* **ENTRIES SHOWN**:
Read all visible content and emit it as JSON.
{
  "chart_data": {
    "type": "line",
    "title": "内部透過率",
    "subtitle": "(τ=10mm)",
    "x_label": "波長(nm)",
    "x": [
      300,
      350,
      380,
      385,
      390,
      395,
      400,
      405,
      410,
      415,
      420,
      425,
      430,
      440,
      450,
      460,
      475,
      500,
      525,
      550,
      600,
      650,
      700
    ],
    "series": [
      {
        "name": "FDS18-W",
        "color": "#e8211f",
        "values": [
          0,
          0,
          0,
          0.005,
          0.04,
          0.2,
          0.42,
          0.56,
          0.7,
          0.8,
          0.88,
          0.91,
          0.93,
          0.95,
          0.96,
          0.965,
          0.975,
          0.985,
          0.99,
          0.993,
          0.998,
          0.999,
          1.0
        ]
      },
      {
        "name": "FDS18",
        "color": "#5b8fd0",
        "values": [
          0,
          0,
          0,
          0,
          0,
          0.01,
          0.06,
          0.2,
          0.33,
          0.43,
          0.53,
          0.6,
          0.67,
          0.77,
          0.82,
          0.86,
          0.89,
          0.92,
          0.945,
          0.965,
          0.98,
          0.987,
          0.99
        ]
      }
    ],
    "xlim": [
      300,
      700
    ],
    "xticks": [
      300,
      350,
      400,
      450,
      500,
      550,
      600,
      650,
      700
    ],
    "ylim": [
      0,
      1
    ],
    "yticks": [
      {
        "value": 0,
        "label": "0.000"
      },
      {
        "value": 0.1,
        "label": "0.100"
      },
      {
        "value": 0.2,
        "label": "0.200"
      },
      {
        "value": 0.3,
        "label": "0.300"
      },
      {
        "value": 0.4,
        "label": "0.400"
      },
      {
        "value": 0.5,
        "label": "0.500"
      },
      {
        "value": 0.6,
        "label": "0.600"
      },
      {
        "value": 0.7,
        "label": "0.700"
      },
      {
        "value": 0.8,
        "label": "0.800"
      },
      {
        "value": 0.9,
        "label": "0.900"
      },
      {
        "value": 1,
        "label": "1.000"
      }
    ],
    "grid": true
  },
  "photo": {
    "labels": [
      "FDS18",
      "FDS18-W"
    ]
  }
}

* **SET TASK**: Print out all the entries precisely as written.

* **EXERCISE SOLUTION**:
Read all visible content and emit it as JSON.
{
  "chart_data": {
    "type": "line",
    "title": "内部透過率",
    "subtitle": "(τ=10mm)",
    "x_label": "波長(nm)",
    "x": [
      300,
      350,
      380,
      385,
      390,
      395,
      400,
      405,
      410,
      415,
      420,
      425,
      430,
      440,
      450,
      460,
      475,
      500,
      525,
      550,
      600,
      650,
      700
    ],
    "series": [
      {
        "name": "FDS18-W",
        "color": "#e8211f",
        "values": [
          0,
          0,
          0,
          0.005,
          0.04,
          0.2,
          0.42,
          0.56,
          0.7,
          0.8,
          0.88,
          0.91,
          0.93,
          0.95,
          0.96,
          0.965,
          0.975,
          0.985,
          0.99,
          0.993,
          0.998,
          0.999,
          1.0
        ]
      },
      {
        "name": "FDS18",
        "color": "#5b8fd0",
        "values": [
          0,
          0,
          0,
          0,
          0,
          0.01,
          0.06,
          0.2,
          0.33,
          0.43,
          0.53,
          0.6,
          0.67,
          0.77,
          0.82,
          0.86,
          0.89,
          0.92,
          0.945,
          0.965,
          0.98,
          0.987,
          0.99
        ]
      }
    ],
    "xlim": [
      300,
      700
    ],
    "xticks": [
      300,
      350,
      400,
      450,
      500,
      550,
      600,
      650,
      700
    ],
    "ylim": [
      0,
      1
    ],
    "yticks": [
      {
        "value": 0,
        "label": "0.000"
      },
      {
        "value": 0.1,
        "label": "0.100"
      },
      {
        "value": 0.2,
        "label": "0.200"
      },
      {
        "value": 0.3,
        "label": "0.300"
      },
      {
        "value": 0.4,
        "label": "0.400"
      },
      {
        "value": 0.5,
        "label": "0.500"
      },
      {
        "value": 0.6,
        "label": "0.600"
      },
      {
        "value": 0.7,
        "label": "0.700"
      },
      {
        "value": 0.8,
        "label": "0.800"
      },
      {
        "value": 0.9,
        "label": "0.900"
      },
      {
        "value": 1,
        "label": "1.000"
      }
    ],
    "grid": true
  },
  "photo": {
    "labels": [
      "FDS18",
      "FDS18-W"
    ]
  }
}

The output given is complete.